--- start ---

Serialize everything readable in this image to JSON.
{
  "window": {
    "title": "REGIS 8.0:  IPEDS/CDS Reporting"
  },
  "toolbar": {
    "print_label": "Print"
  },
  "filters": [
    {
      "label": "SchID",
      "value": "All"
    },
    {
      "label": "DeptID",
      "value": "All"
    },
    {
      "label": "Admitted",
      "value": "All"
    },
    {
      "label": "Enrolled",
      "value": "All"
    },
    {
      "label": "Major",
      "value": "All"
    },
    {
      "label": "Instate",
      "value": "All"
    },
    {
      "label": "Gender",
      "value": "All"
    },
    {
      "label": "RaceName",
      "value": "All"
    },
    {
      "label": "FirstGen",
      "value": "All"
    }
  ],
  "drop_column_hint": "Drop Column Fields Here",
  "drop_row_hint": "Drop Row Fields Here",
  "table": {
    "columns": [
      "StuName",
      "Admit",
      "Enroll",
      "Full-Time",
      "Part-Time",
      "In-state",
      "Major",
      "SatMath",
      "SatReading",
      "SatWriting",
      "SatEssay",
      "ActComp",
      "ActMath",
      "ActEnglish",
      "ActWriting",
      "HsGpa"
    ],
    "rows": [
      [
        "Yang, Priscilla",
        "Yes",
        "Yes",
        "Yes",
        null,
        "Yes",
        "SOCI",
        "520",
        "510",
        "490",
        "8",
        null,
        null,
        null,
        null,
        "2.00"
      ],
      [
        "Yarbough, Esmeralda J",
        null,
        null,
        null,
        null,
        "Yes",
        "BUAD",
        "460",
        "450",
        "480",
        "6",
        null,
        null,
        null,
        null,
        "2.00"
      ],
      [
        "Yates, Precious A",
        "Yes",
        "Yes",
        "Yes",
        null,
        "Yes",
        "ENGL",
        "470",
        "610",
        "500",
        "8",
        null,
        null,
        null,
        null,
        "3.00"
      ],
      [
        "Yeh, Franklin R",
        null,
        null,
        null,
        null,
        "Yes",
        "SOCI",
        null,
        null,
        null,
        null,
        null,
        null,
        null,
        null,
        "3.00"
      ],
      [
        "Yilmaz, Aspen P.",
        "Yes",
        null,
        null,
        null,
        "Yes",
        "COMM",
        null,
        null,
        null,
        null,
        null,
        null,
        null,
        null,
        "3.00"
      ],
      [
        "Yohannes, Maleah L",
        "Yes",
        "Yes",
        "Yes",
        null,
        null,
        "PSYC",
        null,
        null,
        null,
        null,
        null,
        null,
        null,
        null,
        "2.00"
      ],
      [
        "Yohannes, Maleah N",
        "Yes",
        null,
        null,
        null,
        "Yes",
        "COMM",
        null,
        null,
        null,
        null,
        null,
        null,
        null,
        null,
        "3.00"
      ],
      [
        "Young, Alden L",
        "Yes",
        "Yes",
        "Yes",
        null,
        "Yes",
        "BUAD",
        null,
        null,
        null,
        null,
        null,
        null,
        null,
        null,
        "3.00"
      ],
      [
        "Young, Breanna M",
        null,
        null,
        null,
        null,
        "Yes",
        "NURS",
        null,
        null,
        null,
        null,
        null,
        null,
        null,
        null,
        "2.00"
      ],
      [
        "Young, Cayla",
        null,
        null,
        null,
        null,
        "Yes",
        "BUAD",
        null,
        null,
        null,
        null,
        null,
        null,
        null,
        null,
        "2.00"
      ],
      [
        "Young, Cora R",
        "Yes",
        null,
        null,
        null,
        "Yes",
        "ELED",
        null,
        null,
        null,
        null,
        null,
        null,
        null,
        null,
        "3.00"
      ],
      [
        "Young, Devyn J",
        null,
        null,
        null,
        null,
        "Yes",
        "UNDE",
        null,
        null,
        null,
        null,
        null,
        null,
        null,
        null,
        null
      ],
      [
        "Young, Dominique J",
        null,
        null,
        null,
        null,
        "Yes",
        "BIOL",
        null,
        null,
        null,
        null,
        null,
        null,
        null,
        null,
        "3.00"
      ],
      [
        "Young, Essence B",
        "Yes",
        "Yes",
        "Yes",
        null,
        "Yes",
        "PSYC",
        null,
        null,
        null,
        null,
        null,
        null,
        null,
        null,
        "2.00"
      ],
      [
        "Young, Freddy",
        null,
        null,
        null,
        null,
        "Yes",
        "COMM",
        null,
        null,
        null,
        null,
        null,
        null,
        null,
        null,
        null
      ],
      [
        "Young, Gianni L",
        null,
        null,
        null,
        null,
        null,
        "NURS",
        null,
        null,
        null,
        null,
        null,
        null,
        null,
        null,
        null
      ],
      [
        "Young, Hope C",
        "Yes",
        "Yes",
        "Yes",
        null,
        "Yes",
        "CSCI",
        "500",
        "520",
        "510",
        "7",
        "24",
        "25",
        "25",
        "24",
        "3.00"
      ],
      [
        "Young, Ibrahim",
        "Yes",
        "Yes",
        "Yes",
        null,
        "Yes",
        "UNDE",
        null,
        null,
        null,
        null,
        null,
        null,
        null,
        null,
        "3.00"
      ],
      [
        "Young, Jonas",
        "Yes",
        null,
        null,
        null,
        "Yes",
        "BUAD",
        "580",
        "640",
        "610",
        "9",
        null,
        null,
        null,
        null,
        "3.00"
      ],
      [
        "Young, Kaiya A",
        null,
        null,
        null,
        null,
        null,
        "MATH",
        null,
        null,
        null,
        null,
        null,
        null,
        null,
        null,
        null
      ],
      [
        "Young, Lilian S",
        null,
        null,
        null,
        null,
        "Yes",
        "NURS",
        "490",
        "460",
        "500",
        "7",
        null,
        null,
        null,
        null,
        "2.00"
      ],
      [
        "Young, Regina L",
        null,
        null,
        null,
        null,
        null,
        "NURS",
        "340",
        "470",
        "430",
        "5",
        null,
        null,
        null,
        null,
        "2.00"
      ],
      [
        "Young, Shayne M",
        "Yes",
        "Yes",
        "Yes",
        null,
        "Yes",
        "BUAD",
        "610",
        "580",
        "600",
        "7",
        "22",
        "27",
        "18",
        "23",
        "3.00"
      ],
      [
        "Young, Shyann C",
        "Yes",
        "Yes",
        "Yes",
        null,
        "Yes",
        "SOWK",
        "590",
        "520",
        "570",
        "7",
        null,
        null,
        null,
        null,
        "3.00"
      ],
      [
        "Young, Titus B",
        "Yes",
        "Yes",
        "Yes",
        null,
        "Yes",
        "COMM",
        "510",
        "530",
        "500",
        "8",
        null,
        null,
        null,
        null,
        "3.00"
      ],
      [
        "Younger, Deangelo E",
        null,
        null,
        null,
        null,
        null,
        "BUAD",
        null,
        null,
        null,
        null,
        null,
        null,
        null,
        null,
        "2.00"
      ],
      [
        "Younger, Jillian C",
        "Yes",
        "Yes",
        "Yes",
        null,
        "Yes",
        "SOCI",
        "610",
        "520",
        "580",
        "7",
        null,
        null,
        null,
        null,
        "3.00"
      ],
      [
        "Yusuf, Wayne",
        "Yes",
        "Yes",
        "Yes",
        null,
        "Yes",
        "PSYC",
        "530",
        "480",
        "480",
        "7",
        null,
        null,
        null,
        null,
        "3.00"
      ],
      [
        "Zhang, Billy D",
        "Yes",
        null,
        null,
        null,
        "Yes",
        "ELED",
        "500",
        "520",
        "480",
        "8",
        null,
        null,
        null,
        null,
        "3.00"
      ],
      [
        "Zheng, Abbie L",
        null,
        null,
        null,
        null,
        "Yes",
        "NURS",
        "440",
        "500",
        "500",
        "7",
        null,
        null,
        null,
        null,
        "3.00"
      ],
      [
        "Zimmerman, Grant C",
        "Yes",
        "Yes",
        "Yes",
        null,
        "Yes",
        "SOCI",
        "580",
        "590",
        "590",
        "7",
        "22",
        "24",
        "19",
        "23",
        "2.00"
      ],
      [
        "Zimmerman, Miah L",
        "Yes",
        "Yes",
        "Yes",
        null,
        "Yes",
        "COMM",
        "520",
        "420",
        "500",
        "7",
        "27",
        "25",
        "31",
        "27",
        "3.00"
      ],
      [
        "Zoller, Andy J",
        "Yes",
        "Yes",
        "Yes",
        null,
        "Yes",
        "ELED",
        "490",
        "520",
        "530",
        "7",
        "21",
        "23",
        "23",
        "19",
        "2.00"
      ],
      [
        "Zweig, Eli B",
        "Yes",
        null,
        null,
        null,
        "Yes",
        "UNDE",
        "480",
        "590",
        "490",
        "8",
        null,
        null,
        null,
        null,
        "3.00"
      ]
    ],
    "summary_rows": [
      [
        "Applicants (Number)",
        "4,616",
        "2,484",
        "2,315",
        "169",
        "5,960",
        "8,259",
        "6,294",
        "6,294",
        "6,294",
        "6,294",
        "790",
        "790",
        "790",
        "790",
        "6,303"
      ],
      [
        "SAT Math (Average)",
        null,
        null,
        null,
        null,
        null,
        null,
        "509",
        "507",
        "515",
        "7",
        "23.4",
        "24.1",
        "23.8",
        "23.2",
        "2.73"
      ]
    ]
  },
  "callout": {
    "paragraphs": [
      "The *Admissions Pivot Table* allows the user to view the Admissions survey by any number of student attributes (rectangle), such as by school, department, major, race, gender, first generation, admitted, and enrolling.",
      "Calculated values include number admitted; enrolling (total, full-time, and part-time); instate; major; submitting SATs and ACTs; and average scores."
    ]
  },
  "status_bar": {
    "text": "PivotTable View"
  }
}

--- end ---

**SET PROBLEM**
Each line in the listing above either holds the string "enrolling" or does not; state how many do, giving the number only.

**FULL SOLUTION**
2